His prodigious talent saw him go on to play with the Newcastle Falcons, Geelong Supercats and Sydney Kings before representing Australia at the 1980 and 1984 Olympic Games as well as two world championships.
He was the top scorer from all countries at the Moscow Olympics with 209 points at an average of 29.9.
Davies retired in 1990 with 252 games to his name and was later inducted into the Australian Basketball Hall of Fame.
Curtis Coleman, his best mate for 35 years, met him at school in the US, followed him to Australia to play basketball and paid tribute to his talent yesterday.
``He was the man with the golden arm,'' he said.
``Ian Davies was the consummate jump-shot shooter.
``I met him in the summer 1978 in a park in Galesburg, Illinois, south of Chicago.
``He was the only Anglo-Saxon playing basketball on the court among numerous Afro-American players and I stood there and watched and saw something special about him.
``He had unlimited range.
``He perfected the three-point shot before they even had a line on the court for it in those days.''
Coleman played one year of college basketball with Davies in the US before the Tasmanian was lured back to his home state by Launceston Casino City basketball club president Gary Carr with an offer to play for the newly-formed club in the National Basketball League.
``We recruited him through Neil Kearney who rang me in 1979 when we were forming the team,'' Carr said.

> [TASKS TO COMPLETE]:
**a)** Answer these from the Ian Davies text:
(i) How many points did Davies score at the Moscow Olympics?
(ii) In what year did Davies retire, and with how many games?
(iii) Where did Coleman first meet Davies?
**b)** Print the part of the Ian Davies text that opens with the words containing "He was the top" and closes with "arm,'' he said.".
Rely on the Ian Davies text alone.

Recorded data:

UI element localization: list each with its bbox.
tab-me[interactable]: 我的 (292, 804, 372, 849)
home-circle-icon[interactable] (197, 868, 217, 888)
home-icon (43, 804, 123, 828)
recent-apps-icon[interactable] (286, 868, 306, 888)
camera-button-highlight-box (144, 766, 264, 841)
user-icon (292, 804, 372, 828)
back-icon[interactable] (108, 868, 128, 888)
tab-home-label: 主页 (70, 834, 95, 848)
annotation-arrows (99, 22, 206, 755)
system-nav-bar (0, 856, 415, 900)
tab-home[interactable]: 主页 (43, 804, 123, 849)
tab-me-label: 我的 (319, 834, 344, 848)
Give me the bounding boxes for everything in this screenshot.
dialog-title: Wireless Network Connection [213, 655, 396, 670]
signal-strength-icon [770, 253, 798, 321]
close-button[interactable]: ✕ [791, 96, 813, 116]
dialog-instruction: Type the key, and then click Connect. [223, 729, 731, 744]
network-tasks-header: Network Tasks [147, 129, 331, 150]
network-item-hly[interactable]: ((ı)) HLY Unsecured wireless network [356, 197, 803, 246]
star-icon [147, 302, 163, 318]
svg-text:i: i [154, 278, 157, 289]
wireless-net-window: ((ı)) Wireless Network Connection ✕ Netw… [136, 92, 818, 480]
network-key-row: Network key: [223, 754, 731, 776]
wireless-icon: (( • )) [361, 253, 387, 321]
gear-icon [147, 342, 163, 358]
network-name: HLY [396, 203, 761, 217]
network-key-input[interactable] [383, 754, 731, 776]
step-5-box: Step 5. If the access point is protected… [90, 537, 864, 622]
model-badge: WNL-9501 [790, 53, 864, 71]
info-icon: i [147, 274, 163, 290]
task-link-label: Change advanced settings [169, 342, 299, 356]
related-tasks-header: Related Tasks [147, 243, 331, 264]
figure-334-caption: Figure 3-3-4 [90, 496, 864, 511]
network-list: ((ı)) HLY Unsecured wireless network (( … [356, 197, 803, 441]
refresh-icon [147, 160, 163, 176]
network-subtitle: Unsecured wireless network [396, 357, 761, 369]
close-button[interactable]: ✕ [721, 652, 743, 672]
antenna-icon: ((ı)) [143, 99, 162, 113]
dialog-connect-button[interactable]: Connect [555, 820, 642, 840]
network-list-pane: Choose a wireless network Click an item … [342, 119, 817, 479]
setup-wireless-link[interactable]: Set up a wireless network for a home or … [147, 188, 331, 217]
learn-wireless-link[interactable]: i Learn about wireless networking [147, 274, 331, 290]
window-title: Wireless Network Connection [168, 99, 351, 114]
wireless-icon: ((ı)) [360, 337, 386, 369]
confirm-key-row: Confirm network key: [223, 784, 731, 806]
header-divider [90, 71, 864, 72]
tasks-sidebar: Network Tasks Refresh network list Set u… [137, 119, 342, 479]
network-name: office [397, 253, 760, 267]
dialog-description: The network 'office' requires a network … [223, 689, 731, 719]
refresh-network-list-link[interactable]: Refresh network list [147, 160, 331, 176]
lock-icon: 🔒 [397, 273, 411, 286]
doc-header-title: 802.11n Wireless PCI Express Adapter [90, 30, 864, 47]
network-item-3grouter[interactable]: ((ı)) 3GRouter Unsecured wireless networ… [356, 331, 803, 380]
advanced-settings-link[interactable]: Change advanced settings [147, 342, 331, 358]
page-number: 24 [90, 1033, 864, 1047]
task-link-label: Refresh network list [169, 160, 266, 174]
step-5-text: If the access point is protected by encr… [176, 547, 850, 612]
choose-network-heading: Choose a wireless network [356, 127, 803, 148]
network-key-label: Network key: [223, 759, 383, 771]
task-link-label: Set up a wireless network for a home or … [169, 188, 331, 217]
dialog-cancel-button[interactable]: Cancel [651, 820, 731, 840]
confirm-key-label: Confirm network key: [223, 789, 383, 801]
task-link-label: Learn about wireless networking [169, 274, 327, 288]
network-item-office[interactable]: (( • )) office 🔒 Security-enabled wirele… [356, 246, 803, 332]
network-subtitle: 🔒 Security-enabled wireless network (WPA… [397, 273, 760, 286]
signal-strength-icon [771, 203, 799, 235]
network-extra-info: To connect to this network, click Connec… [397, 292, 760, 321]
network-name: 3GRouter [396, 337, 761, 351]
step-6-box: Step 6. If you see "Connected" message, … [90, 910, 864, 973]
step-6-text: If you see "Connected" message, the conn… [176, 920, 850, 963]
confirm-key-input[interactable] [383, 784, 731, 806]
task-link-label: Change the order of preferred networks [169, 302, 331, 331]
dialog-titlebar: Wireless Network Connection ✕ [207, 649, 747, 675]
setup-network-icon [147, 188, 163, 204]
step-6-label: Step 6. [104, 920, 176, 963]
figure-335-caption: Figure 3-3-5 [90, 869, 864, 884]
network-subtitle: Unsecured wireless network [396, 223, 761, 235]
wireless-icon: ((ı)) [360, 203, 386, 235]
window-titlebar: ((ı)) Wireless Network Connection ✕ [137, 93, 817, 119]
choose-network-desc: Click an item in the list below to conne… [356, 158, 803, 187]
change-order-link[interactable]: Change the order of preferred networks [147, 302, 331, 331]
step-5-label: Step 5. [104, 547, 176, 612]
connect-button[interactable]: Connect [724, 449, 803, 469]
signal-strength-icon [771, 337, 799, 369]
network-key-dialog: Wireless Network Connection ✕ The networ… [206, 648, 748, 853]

> [LIST OF SOLUTIONS]:
**a)**
(i) 209 points
(ii) 1990, with 252 games
(iii) In a park in Galesburg, Illinois, south of Chicago

**b)**
He was the top scorer from all countries at the Moscow Olympics with 209 points at an average of 29.9.
Davies retired in 1990 with 252 games to his name and was later inducted into the Australian Basketball Hall of Fame.
Curtis Coleman, his best mate for 35 years, met him at school in the US, followed him to Australia to play basketball and paid tribute to his talent yesterday.
``He was the man with the golden arm,'' he said.